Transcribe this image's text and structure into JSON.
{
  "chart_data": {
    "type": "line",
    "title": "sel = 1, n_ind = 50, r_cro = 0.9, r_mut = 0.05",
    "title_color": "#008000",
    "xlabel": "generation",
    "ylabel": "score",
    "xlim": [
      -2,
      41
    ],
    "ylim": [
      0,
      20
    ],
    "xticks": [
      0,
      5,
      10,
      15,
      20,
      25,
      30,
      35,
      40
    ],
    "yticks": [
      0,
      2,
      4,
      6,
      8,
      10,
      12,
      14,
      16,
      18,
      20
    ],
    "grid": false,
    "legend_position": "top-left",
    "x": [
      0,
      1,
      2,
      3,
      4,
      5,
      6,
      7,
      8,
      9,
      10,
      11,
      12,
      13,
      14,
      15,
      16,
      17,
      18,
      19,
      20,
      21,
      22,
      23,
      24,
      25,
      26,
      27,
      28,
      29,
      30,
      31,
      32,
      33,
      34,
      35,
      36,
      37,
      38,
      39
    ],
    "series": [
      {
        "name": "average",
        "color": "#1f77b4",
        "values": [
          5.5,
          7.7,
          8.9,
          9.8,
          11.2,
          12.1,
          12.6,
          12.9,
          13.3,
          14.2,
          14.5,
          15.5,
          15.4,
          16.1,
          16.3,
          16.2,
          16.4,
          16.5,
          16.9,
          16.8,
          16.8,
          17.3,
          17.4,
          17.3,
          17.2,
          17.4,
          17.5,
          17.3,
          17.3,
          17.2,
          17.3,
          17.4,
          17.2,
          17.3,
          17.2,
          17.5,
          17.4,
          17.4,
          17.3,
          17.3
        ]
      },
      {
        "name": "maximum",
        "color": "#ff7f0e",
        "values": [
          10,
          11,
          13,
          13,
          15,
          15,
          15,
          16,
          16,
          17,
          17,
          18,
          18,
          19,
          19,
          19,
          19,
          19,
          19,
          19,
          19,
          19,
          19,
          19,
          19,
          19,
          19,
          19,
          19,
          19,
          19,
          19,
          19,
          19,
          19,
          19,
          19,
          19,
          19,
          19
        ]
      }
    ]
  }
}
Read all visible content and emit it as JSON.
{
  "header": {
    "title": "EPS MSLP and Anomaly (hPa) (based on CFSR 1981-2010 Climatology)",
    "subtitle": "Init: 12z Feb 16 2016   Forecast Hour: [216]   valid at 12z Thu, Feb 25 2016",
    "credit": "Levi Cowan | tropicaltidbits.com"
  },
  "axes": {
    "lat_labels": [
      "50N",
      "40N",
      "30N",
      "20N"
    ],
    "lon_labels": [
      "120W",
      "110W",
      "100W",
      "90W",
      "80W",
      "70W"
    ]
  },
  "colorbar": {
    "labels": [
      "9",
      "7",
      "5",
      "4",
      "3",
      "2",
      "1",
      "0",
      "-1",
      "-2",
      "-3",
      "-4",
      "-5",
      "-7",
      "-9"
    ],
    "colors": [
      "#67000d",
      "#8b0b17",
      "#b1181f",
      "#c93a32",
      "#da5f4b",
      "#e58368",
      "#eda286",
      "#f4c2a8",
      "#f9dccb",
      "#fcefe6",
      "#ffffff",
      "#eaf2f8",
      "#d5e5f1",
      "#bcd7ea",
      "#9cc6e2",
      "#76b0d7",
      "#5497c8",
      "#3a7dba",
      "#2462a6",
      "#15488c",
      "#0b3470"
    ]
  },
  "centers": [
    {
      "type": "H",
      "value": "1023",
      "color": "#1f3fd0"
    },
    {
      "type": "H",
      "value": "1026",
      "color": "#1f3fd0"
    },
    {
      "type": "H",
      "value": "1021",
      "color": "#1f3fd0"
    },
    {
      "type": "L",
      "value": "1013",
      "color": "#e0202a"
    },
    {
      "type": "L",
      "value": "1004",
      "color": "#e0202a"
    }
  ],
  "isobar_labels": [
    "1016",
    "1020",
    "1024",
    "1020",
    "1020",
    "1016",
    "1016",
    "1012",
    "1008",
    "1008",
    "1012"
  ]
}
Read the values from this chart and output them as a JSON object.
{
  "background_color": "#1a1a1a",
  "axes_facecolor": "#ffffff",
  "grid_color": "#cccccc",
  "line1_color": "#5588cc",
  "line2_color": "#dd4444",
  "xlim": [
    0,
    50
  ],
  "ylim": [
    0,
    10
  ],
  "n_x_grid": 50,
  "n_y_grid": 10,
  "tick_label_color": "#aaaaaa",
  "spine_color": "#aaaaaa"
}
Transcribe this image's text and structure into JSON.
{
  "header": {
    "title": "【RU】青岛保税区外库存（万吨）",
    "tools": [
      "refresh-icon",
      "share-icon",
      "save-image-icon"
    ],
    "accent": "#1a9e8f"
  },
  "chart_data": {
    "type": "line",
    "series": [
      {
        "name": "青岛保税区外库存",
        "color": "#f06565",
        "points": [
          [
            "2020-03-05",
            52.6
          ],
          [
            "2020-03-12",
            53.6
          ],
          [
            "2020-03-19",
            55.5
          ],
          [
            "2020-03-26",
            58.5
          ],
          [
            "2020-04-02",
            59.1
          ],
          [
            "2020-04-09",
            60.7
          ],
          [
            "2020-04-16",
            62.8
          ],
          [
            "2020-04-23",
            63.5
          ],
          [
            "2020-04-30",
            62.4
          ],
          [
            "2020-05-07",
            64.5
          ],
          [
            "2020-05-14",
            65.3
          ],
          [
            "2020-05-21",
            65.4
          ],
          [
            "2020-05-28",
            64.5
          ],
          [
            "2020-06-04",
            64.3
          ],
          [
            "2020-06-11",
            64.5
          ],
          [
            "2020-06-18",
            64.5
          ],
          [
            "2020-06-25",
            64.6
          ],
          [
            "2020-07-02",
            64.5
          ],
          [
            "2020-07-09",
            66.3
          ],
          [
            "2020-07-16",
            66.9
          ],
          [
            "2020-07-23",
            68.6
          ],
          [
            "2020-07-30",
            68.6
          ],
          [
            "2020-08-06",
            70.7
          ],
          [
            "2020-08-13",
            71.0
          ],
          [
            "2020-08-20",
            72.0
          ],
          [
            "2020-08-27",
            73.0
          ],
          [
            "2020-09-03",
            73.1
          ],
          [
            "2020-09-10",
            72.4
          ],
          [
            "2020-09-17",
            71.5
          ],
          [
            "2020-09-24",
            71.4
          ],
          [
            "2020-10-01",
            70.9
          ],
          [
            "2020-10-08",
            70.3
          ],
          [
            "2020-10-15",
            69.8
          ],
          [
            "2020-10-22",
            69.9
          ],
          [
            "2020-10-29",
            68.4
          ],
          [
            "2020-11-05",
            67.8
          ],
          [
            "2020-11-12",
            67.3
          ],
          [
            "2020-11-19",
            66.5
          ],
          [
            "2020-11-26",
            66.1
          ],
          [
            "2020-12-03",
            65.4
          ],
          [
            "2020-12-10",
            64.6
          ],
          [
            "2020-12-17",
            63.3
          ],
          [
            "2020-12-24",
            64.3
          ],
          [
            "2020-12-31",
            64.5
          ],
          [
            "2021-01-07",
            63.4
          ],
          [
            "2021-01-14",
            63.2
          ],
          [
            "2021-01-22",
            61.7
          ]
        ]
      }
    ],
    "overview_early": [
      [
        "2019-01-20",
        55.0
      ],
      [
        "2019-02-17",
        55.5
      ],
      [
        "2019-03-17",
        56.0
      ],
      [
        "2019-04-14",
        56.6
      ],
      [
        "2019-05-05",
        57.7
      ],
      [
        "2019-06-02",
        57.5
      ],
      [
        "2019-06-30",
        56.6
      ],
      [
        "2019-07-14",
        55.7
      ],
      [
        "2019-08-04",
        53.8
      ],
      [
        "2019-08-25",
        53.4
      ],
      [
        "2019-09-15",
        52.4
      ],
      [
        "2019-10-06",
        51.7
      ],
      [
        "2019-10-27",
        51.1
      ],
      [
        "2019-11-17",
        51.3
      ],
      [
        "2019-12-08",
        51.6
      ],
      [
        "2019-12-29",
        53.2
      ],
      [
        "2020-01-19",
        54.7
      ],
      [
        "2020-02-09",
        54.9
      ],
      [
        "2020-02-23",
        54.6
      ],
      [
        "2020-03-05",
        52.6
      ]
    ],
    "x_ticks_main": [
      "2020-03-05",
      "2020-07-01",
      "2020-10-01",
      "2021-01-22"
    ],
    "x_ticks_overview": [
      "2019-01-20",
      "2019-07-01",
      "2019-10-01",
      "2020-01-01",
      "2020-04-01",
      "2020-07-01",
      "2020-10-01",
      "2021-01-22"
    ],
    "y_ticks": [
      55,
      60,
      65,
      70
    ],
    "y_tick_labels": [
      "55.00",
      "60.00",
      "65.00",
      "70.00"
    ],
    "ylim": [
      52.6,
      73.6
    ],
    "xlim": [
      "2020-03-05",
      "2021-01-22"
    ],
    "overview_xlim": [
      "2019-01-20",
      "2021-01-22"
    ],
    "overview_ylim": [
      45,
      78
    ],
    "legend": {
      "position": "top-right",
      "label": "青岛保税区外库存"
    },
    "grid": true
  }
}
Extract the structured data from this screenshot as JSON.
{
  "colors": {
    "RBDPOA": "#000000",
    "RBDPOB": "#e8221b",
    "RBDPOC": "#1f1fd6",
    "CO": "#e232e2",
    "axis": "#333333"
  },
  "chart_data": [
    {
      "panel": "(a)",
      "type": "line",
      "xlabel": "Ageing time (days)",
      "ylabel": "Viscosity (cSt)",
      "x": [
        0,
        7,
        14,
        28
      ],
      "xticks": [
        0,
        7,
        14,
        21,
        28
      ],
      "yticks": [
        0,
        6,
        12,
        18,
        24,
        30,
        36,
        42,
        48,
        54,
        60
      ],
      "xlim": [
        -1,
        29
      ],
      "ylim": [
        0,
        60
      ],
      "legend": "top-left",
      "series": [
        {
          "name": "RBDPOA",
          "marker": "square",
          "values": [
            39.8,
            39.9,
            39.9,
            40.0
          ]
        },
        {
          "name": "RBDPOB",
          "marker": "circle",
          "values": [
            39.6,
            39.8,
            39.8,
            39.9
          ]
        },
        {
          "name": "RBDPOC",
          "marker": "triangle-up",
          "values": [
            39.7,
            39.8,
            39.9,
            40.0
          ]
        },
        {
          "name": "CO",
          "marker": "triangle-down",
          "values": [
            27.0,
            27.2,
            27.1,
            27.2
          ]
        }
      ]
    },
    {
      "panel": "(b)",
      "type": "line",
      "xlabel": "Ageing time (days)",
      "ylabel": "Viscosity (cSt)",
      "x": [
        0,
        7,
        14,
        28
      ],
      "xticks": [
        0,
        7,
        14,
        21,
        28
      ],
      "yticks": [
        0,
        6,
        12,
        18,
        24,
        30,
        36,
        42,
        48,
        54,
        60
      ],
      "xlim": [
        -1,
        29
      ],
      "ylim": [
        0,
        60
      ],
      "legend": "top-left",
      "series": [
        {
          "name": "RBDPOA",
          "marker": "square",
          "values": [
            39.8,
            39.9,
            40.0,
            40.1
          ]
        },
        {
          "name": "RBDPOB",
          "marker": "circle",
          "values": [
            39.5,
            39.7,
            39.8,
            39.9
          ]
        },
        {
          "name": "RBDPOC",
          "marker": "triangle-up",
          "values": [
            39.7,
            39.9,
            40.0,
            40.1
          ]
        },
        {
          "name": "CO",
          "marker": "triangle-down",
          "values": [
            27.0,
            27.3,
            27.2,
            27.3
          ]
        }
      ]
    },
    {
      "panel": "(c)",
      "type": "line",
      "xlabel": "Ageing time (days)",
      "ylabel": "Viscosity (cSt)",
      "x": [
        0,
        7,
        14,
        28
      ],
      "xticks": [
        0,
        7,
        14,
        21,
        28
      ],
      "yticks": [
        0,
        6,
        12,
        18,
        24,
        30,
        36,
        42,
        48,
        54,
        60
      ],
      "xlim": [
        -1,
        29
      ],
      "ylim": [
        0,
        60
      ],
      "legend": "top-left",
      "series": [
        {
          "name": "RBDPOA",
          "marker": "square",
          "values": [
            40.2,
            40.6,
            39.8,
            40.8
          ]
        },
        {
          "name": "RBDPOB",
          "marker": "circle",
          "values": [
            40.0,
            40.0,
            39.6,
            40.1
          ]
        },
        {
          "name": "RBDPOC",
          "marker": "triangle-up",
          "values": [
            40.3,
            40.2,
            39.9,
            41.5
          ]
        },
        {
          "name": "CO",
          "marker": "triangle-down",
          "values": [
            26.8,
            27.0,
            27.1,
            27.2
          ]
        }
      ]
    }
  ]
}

> DIRECTIVE:
Tally the lines above containing "icon". Answer with the count only.

> IN RESPONSE:
3